[Start MATERIAL FOR THIS EXERCISE]

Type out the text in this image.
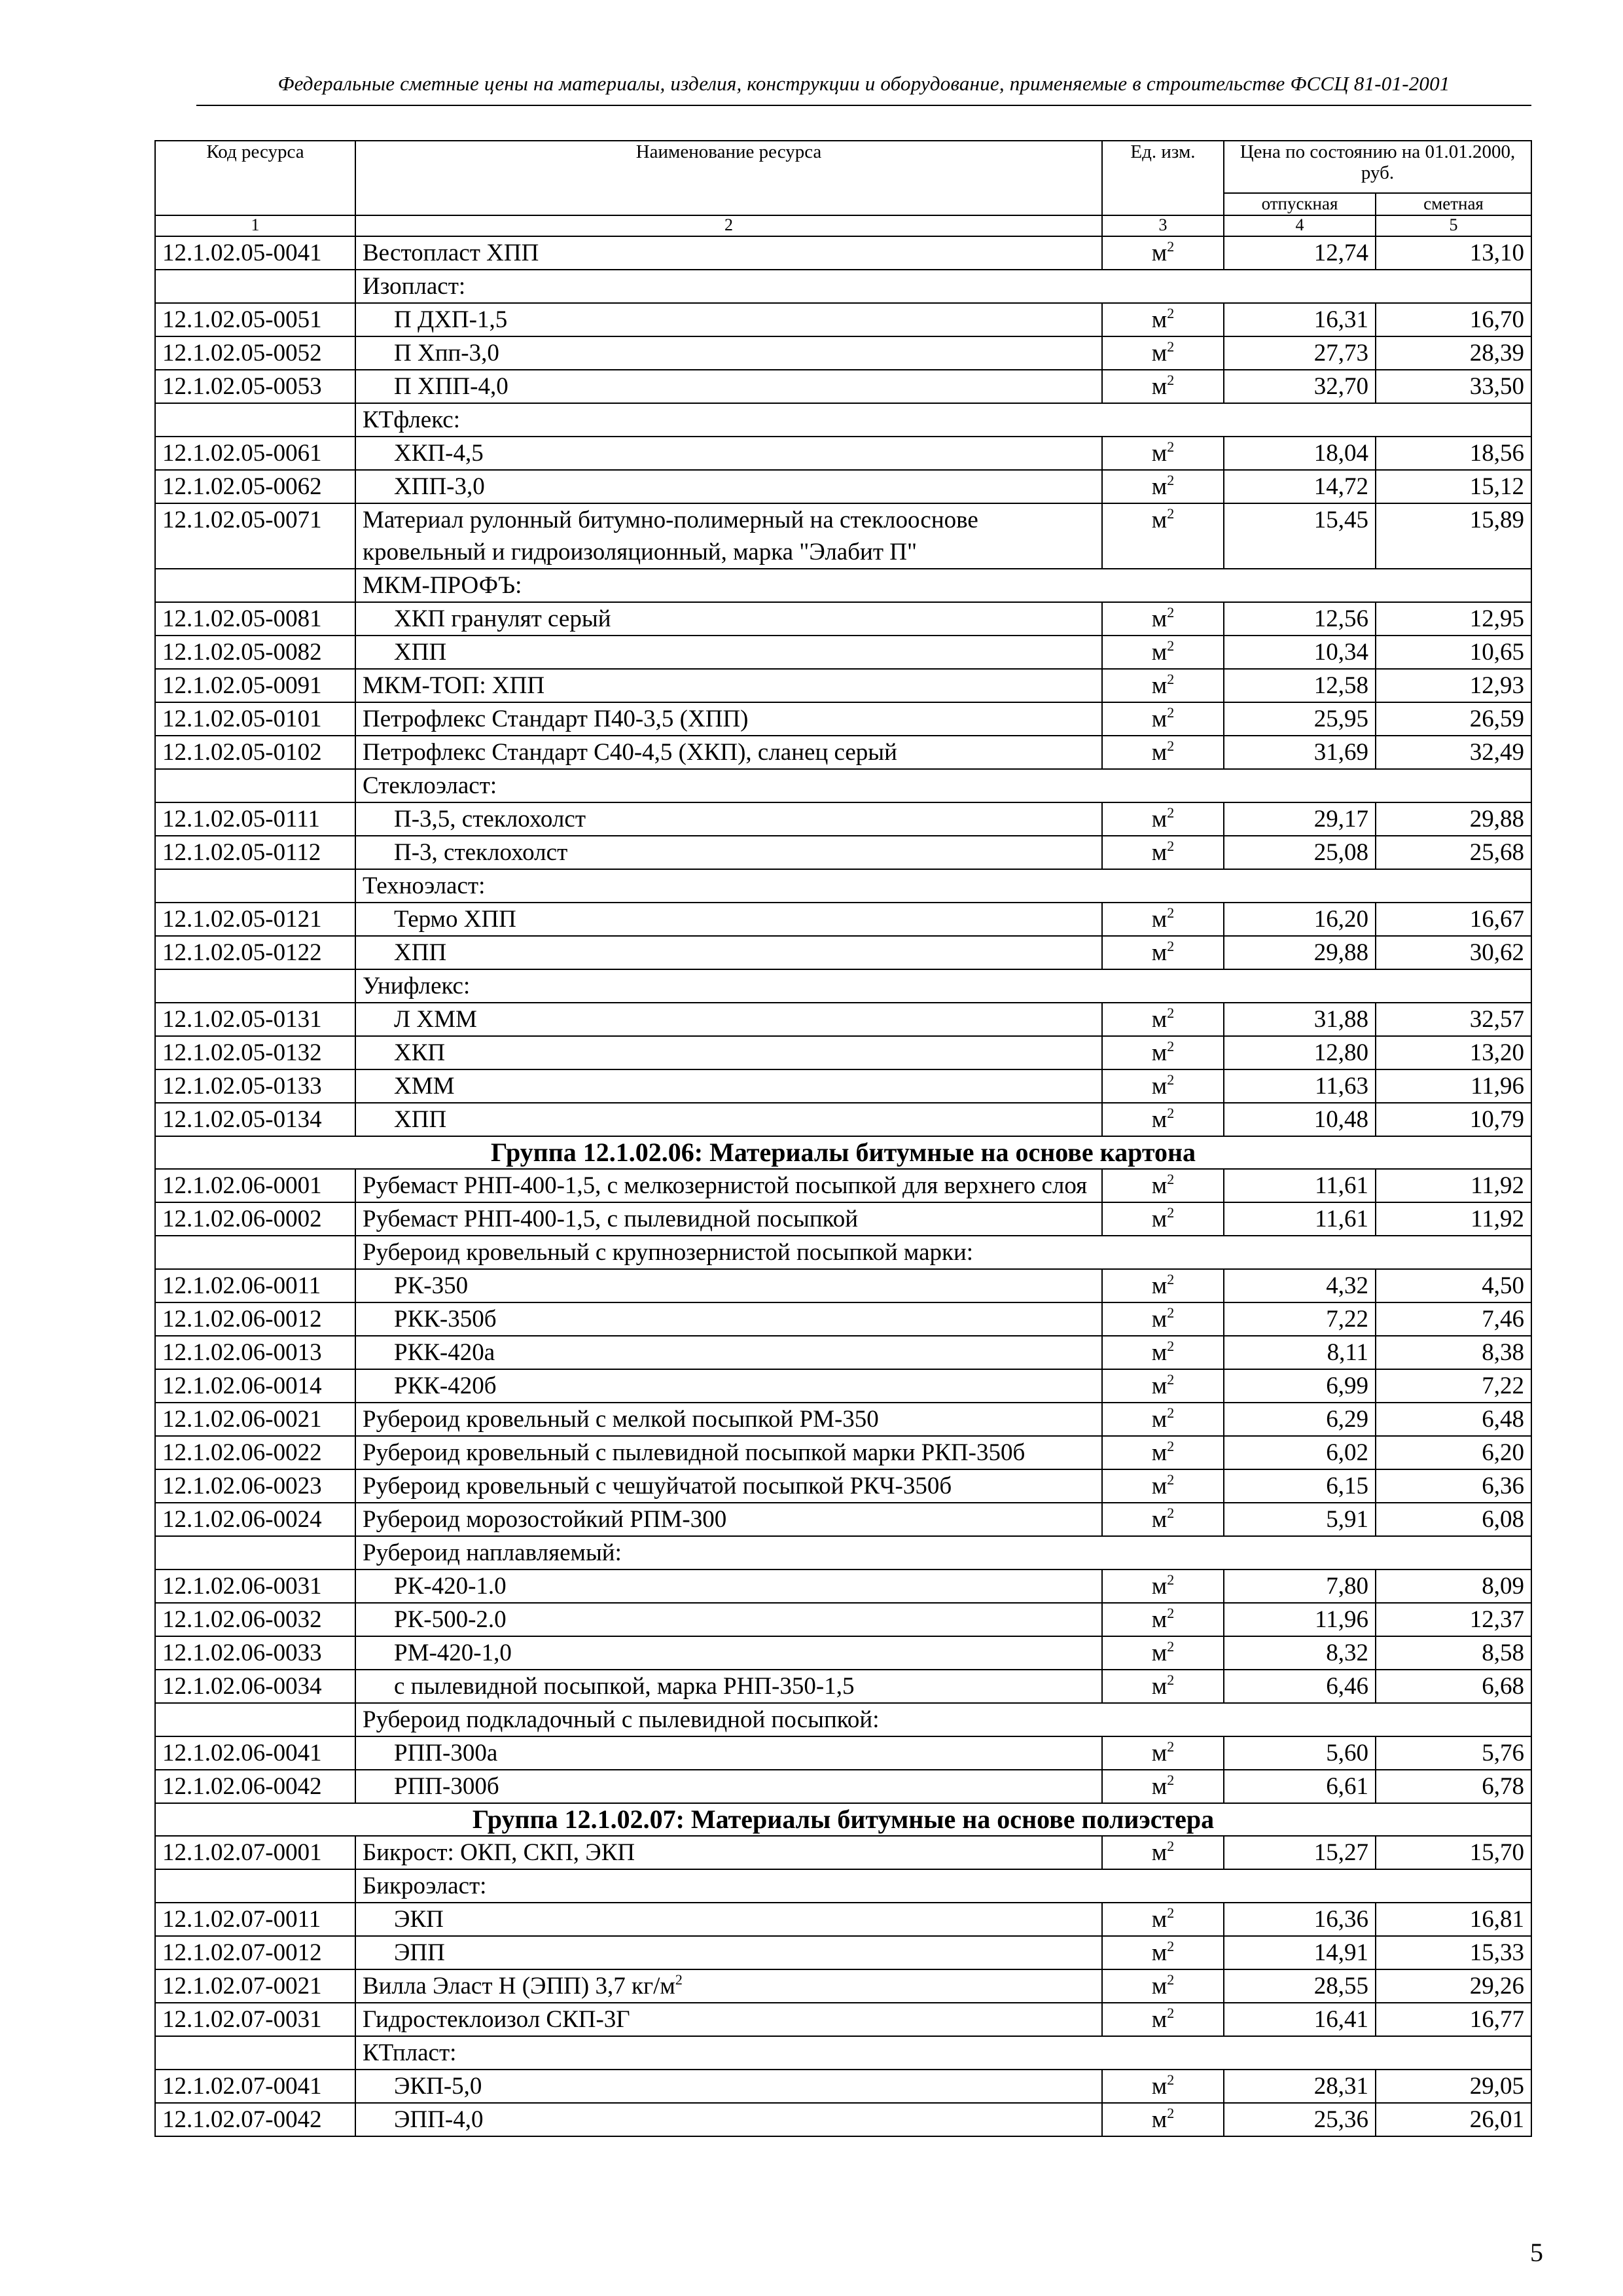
Федеральные сметные цены на материалы, изделия, конструкции и оборудование, применяемые в строительстве ФССЦ 81-01-2001
Код ресурса	Наименование ресурса	Ед. изм.	Цена по состоянию на 01.01.2000, руб.	
			отпускная	сметная
1	2	3	4	5
12.1.02.05-0041	Вестопласт ХПП	$м^2$	12,74	13,10
	Изопласт:			
12.1.02.05-0051	П ДХП-1,5	$м^2$	16,31	16,70
12.1.02.05-0052	П Хпп-3,0	$м^2$	27,73	28,39
12.1.02.05-0053	П ХПП-4,0	$м^2$	32,70	33,50
	КТфлекс:			
12.1.02.05-0061	ХКП-4,5	$м^2$	18,04	18,56
12.1.02.05-0062	ХПП-3,0	$м^2$	14,72	15,12
12.1.02.05-0071	Материал рулонный битумно-полимерный на стеклооснове кровельный и гидроизоляционный, марка "Элабит П"	$м^2$	15,45	15,89
	МКМ-ПРОФЪ:			
12.1.02.05-0081	ХКП гранулят серый	$м^2$	12,56	12,95
12.1.02.05-0082	ХПП	$м^2$	10,34	10,65
12.1.02.05-0091	МКМ-ТОП: ХПП	$м^2$	12,58	12,93
12.1.02.05-0101	Петрофлекс Стандарт П40-3,5 (ХПП)	$м^2$	25,95	26,59
12.1.02.05-0102	Петрофлекс Стандарт С40-4,5 (ХКП), сланец серый	$м^2$	31,69	32,49
	Стеклоэласт:			
12.1.02.05-0111	П-3,5, стеклохолст	$м^2$	29,17	29,88
12.1.02.05-0112	П-3, стеклохолст	$м^2$	25,08	25,68
	Техноэласт:			
12.1.02.05-0121	Термо ХПП	$м^2$	16,20	16,67
12.1.02.05-0122	ХПП	$м^2$	29,88	30,62
	Унифлекс:			
12.1.02.05-0131	Л ХММ	$м^2$	31,88	32,57
12.1.02.05-0132	ХКП	$м^2$	12,80	13,20
12.1.02.05-0133	ХММ	$м^2$	11,63	11,96
12.1.02.05-0134	ХПП	$м^2$	10,48	10,79
Группа 12.1.02.06: Материалы битумные на основе картона				
12.1.02.06-0001	Рубемаст РНП-400-1,5, с мелкозернистой посыпкой для верхнего слоя	$м^2$	11,61	11,92
12.1.02.06-0002	Рубемаст РНП-400-1,5, с пылевидной посыпкой	$м^2$	11,61	11,92
	Рубероид кровельный с крупнозернистой посыпкой марки:			
12.1.02.06-0011	РК-350	$м^2$	4,32	4,50
12.1.02.06-0012	РКК-350б	$м^2$	7,22	7,46
12.1.02.06-0013	РКК-420а	$м^2$	8,11	8,38
12.1.02.06-0014	РКК-420б	$м^2$	6,99	7,22
12.1.02.06-0021	Рубероид кровельный с мелкой посыпкой РМ-350	$м^2$	6,29	6,48
12.1.02.06-0022	Рубероид кровельный с пылевидной посыпкой марки РКП-350б	$м^2$	6,02	6,20
12.1.02.06-0023	Рубероид кровельный с чешуйчатой посыпкой РКЧ-350б	$м^2$	6,15	6,36
12.1.02.06-0024	Рубероид морозостойкий РПМ-300	$м^2$	5,91	6,08
	Рубероид наплавляемый:			
12.1.02.06-0031	РК-420-1.0	$м^2$	7,80	8,09
12.1.02.06-0032	РК-500-2.0	$м^2$	11,96	12,37
12.1.02.06-0033	РМ-420-1,0	$м^2$	8,32	8,58
12.1.02.06-0034	с пылевидной посыпкой, марка РНП-350-1,5	$м^2$	6,46	6,68
	Рубероид подкладочный с пылевидной посыпкой:			
12.1.02.06-0041	РПП-300а	$м^2$	5,60	5,76
12.1.02.06-0042	РПП-300б	$м^2$	6,61	6,78
Группа 12.1.02.07: Материалы битумные на основе полиэстера				
12.1.02.07-0001	Бикрост: ОКП, СКП, ЭКП	$м^2$	15,27	15,70
	Бикроэласт:			
12.1.02.07-0011	ЭКП	$м^2$	16,36	16,81
12.1.02.07-0012	ЭПП	$м^2$	14,91	15,33
12.1.02.07-0021	Вилла Эласт Н (ЭПП) 3,7 $кг/м^2$	$м^2$	28,55	29,26
12.1.02.07-0031	Гидростеклоизол СКП-3Г	$м^2$	16,41	16,77
	КТпласт:			
12.1.02.07-0041	ЭКП-5,0	$м^2$	28,31	29,05
12.1.02.07-0042	ЭПП-4,0	$м^2$	25,36	26,01
5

[End MATERIAL FOR THIS EXERCISE]

TASK PROMPT: Using the listing, collect all lines in which the string "серый" is found.

TASK ANSWER:
12.1.02.05-0081	ХКП гранулят серый	$м^2$	12,56	12,95
12.1.02.05-0102	Петрофлекс Стандарт С40-4,5 (ХКП), сланец серый	$м^2$	31,69	32,49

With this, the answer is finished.